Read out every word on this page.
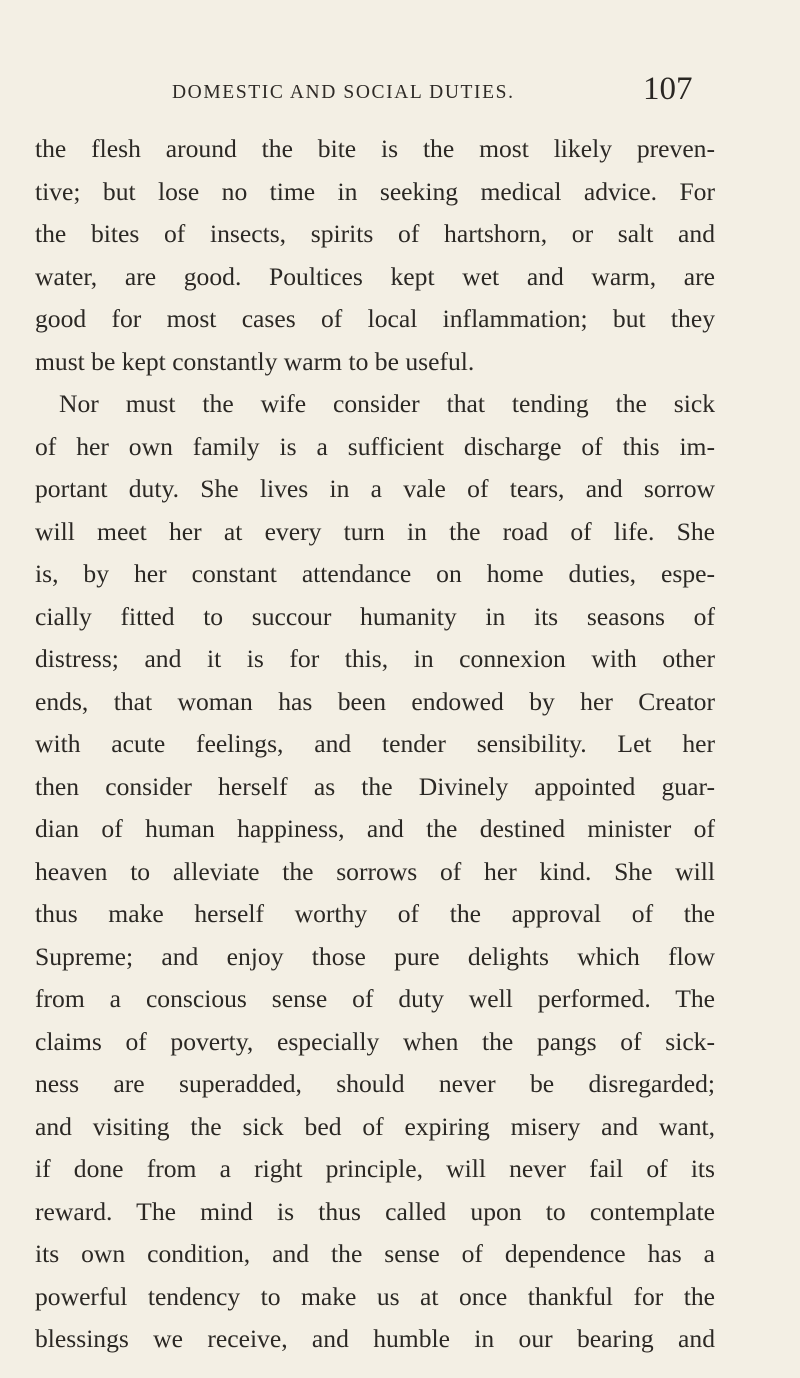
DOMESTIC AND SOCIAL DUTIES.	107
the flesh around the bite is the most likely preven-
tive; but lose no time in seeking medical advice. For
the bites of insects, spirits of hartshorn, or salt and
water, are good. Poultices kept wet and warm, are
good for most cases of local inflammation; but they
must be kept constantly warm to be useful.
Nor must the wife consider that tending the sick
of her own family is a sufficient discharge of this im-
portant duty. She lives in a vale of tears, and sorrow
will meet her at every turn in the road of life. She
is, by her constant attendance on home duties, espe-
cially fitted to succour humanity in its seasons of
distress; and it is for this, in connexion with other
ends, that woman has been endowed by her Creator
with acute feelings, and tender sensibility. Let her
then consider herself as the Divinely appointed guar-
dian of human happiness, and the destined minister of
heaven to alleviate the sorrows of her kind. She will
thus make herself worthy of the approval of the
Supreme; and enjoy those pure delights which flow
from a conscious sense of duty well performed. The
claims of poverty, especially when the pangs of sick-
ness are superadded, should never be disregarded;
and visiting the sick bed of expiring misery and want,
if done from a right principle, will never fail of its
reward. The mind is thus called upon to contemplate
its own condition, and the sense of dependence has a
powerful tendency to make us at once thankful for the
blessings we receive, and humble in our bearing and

----

## WHAT THIS TASK INVOLVES:
Go back to the records above and write them out exactly, without the pictures.

## FINAL RESULT:
Read out every word on this page.
DOMESTIC AND SOCIAL DUTIES.	107
the flesh around the bite is the most likely preven-
tive; but lose no time in seeking medical advice. For
the bites of insects, spirits of hartshorn, or salt and
water, are good. Poultices kept wet and warm, are
good for most cases of local inflammation; but they
must be kept constantly warm to be useful.
Nor must the wife consider that tending the sick
of her own family is a sufficient discharge of this im-
portant duty. She lives in a vale of tears, and sorrow
will meet her at every turn in the road of life. She
is, by her constant attendance on home duties, espe-
cially fitted to succour humanity in its seasons of
distress; and it is for this, in connexion with other
ends, that woman has been endowed by her Creator
with acute feelings, and tender sensibility. Let her
then consider herself as the Divinely appointed guar-
dian of human happiness, and the destined minister of
heaven to alleviate the sorrows of her kind. She will
thus make herself worthy of the approval of the
Supreme; and enjoy those pure delights which flow
from a conscious sense of duty well performed. The
claims of poverty, especially when the pangs of sick-
ness are superadded, should never be disregarded;
and visiting the sick bed of expiring misery and want,
if done from a right principle, will never fail of its
reward. The mind is thus called upon to contemplate
its own condition, and the sense of dependence has a
powerful tendency to make us at once thankful for the
blessings we receive, and humble in our bearing and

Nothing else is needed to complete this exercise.